■ Exercise input
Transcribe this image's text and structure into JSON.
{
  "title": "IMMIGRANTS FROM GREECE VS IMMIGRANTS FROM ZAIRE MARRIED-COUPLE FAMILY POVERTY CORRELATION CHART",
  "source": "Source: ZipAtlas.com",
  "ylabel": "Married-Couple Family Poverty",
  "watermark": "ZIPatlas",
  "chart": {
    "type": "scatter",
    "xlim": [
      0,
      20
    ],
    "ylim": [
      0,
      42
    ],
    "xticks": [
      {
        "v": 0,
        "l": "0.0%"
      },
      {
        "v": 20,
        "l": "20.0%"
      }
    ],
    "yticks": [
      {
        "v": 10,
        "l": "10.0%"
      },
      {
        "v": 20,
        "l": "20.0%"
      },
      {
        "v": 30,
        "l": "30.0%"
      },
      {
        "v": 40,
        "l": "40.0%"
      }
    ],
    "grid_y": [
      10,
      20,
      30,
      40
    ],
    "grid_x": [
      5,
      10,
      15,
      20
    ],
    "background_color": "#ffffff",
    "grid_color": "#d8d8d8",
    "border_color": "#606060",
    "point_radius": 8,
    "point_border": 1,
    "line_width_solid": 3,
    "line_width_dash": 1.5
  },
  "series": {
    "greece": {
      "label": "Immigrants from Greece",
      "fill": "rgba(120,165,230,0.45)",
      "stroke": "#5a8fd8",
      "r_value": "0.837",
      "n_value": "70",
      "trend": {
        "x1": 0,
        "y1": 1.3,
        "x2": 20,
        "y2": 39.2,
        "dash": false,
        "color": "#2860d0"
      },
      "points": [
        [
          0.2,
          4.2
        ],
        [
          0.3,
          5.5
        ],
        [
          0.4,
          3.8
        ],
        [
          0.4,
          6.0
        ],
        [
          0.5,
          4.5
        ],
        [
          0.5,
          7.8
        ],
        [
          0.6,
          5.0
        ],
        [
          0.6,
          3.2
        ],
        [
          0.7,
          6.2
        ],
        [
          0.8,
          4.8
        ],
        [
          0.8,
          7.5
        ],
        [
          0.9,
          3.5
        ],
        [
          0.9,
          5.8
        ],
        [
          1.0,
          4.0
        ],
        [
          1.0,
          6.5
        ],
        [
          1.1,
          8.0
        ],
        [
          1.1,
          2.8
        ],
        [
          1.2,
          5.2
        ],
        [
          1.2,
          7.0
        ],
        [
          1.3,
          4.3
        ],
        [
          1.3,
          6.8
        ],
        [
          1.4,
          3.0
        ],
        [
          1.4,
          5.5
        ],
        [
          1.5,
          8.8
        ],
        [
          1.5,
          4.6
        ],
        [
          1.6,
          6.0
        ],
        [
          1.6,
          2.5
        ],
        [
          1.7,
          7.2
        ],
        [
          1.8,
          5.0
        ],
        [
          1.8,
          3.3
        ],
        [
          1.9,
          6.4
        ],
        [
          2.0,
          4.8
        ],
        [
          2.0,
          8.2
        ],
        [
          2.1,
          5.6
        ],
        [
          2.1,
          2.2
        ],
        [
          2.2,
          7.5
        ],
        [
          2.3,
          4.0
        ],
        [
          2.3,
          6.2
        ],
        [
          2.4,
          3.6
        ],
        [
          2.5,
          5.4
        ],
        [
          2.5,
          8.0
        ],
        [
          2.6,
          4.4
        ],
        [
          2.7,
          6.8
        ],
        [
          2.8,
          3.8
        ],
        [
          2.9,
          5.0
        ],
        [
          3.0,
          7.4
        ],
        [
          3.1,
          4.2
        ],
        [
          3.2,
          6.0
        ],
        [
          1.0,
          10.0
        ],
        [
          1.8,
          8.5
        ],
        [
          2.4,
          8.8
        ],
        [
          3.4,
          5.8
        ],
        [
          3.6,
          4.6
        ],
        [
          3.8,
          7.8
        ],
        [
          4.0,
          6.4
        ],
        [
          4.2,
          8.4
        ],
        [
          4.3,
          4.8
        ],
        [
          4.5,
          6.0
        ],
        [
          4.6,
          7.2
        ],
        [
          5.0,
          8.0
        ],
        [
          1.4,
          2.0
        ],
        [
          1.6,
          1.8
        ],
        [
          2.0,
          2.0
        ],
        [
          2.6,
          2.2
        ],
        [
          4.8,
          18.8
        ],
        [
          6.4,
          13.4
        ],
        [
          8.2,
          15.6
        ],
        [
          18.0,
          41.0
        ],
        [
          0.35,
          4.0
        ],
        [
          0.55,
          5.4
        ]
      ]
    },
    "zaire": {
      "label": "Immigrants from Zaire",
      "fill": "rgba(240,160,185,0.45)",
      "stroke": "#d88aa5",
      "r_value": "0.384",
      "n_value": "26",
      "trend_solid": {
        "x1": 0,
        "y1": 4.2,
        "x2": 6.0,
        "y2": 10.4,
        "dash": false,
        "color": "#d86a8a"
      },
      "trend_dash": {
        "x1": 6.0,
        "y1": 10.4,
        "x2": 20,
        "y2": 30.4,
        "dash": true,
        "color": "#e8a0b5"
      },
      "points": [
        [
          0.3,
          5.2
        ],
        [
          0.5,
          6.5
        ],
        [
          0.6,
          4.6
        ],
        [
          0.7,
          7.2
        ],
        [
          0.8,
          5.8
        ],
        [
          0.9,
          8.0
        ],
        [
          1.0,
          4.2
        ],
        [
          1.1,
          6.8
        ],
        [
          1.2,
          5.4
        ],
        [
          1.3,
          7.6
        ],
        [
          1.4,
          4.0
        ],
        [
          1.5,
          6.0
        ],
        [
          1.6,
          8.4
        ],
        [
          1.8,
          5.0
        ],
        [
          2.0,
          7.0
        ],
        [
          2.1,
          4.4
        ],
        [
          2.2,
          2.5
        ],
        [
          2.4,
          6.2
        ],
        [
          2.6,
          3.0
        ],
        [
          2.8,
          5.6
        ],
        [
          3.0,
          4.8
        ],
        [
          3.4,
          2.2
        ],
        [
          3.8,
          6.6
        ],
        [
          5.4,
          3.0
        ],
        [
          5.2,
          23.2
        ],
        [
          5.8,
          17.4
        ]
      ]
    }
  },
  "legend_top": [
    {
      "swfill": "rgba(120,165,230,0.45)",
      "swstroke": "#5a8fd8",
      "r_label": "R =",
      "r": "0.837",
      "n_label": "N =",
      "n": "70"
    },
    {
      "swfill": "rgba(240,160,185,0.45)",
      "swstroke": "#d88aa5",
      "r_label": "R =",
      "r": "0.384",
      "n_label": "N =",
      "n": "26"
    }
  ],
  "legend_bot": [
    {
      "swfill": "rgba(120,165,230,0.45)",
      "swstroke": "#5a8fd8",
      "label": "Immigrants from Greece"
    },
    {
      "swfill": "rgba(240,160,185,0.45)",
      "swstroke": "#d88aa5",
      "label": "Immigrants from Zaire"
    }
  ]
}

■ What is expected
Exactly as shown, repeat every record.

■ Correct output
Transcribe this image's text and structure into JSON.
{
  "title": "IMMIGRANTS FROM GREECE VS IMMIGRANTS FROM ZAIRE MARRIED-COUPLE FAMILY POVERTY CORRELATION CHART",
  "source": "Source: ZipAtlas.com",
  "ylabel": "Married-Couple Family Poverty",
  "watermark": "ZIPatlas",
  "chart": {
    "type": "scatter",
    "xlim": [
      0,
      20
    ],
    "ylim": [
      0,
      42
    ],
    "xticks": [
      {
        "v": 0,
        "l": "0.0%"
      },
      {
        "v": 20,
        "l": "20.0%"
      }
    ],
    "yticks": [
      {
        "v": 10,
        "l": "10.0%"
      },
      {
        "v": 20,
        "l": "20.0%"
      },
      {
        "v": 30,
        "l": "30.0%"
      },
      {
        "v": 40,
        "l": "40.0%"
      }
    ],
    "grid_y": [
      10,
      20,
      30,
      40
    ],
    "grid_x": [
      5,
      10,
      15,
      20
    ],
    "background_color": "#ffffff",
    "grid_color": "#d8d8d8",
    "border_color": "#606060",
    "point_radius": 8,
    "point_border": 1,
    "line_width_solid": 3,
    "line_width_dash": 1.5
  },
  "series": {
    "greece": {
      "label": "Immigrants from Greece",
      "fill": "rgba(120,165,230,0.45)",
      "stroke": "#5a8fd8",
      "r_value": "0.837",
      "n_value": "70",
      "trend": {
        "x1": 0,
        "y1": 1.3,
        "x2": 20,
        "y2": 39.2,
        "dash": false,
        "color": "#2860d0"
      },
      "points": [
        [
          0.2,
          4.2
        ],
        [
          0.3,
          5.5
        ],
        [
          0.4,
          3.8
        ],
        [
          0.4,
          6.0
        ],
        [
          0.5,
          4.5
        ],
        [
          0.5,
          7.8
        ],
        [
          0.6,
          5.0
        ],
        [
          0.6,
          3.2
        ],
        [
          0.7,
          6.2
        ],
        [
          0.8,
          4.8
        ],
        [
          0.8,
          7.5
        ],
        [
          0.9,
          3.5
        ],
        [
          0.9,
          5.8
        ],
        [
          1.0,
          4.0
        ],
        [
          1.0,
          6.5
        ],
        [
          1.1,
          8.0
        ],
        [
          1.1,
          2.8
        ],
        [
          1.2,
          5.2
        ],
        [
          1.2,
          7.0
        ],
        [
          1.3,
          4.3
        ],
        [
          1.3,
          6.8
        ],
        [
          1.4,
          3.0
        ],
        [
          1.4,
          5.5
        ],
        [
          1.5,
          8.8
        ],
        [
          1.5,
          4.6
        ],
        [
          1.6,
          6.0
        ],
        [
          1.6,
          2.5
        ],
        [
          1.7,
          7.2
        ],
        [
          1.8,
          5.0
        ],
        [
          1.8,
          3.3
        ],
        [
          1.9,
          6.4
        ],
        [
          2.0,
          4.8
        ],
        [
          2.0,
          8.2
        ],
        [
          2.1,
          5.6
        ],
        [
          2.1,
          2.2
        ],
        [
          2.2,
          7.5
        ],
        [
          2.3,
          4.0
        ],
        [
          2.3,
          6.2
        ],
        [
          2.4,
          3.6
        ],
        [
          2.5,
          5.4
        ],
        [
          2.5,
          8.0
        ],
        [
          2.6,
          4.4
        ],
        [
          2.7,
          6.8
        ],
        [
          2.8,
          3.8
        ],
        [
          2.9,
          5.0
        ],
        [
          3.0,
          7.4
        ],
        [
          3.1,
          4.2
        ],
        [
          3.2,
          6.0
        ],
        [
          1.0,
          10.0
        ],
        [
          1.8,
          8.5
        ],
        [
          2.4,
          8.8
        ],
        [
          3.4,
          5.8
        ],
        [
          3.6,
          4.6
        ],
        [
          3.8,
          7.8
        ],
        [
          4.0,
          6.4
        ],
        [
          4.2,
          8.4
        ],
        [
          4.3,
          4.8
        ],
        [
          4.5,
          6.0
        ],
        [
          4.6,
          7.2
        ],
        [
          5.0,
          8.0
        ],
        [
          1.4,
          2.0
        ],
        [
          1.6,
          1.8
        ],
        [
          2.0,
          2.0
        ],
        [
          2.6,
          2.2
        ],
        [
          4.8,
          18.8
        ],
        [
          6.4,
          13.4
        ],
        [
          8.2,
          15.6
        ],
        [
          18.0,
          41.0
        ],
        [
          0.35,
          4.0
        ],
        [
          0.55,
          5.4
        ]
      ]
    },
    "zaire": {
      "label": "Immigrants from Zaire",
      "fill": "rgba(240,160,185,0.45)",
      "stroke": "#d88aa5",
      "r_value": "0.384",
      "n_value": "26",
      "trend_solid": {
        "x1": 0,
        "y1": 4.2,
        "x2": 6.0,
        "y2": 10.4,
        "dash": false,
        "color": "#d86a8a"
      },
      "trend_dash": {
        "x1": 6.0,
        "y1": 10.4,
        "x2": 20,
        "y2": 30.4,
        "dash": true,
        "color": "#e8a0b5"
      },
      "points": [
        [
          0.3,
          5.2
        ],
        [
          0.5,
          6.5
        ],
        [
          0.6,
          4.6
        ],
        [
          0.7,
          7.2
        ],
        [
          0.8,
          5.8
        ],
        [
          0.9,
          8.0
        ],
        [
          1.0,
          4.2
        ],
        [
          1.1,
          6.8
        ],
        [
          1.2,
          5.4
        ],
        [
          1.3,
          7.6
        ],
        [
          1.4,
          4.0
        ],
        [
          1.5,
          6.0
        ],
        [
          1.6,
          8.4
        ],
        [
          1.8,
          5.0
        ],
        [
          2.0,
          7.0
        ],
        [
          2.1,
          4.4
        ],
        [
          2.2,
          2.5
        ],
        [
          2.4,
          6.2
        ],
        [
          2.6,
          3.0
        ],
        [
          2.8,
          5.6
        ],
        [
          3.0,
          4.8
        ],
        [
          3.4,
          2.2
        ],
        [
          3.8,
          6.6
        ],
        [
          5.4,
          3.0
        ],
        [
          5.2,
          23.2
        ],
        [
          5.8,
          17.4
        ]
      ]
    }
  },
  "legend_top": [
    {
      "swfill": "rgba(120,165,230,0.45)",
      "swstroke": "#5a8fd8",
      "r_label": "R =",
      "r": "0.837",
      "n_label": "N =",
      "n": "70"
    },
    {
      "swfill": "rgba(240,160,185,0.45)",
      "swstroke": "#d88aa5",
      "r_label": "R =",
      "r": "0.384",
      "n_label": "N =",
      "n": "26"
    }
  ],
  "legend_bot": [
    {
      "swfill": "rgba(120,165,230,0.45)",
      "swstroke": "#5a8fd8",
      "label": "Immigrants from Greece"
    },
    {
      "swfill": "rgba(240,160,185,0.45)",
      "swstroke": "#d88aa5",
      "label": "Immigrants from Zaire"
    }
  ]
}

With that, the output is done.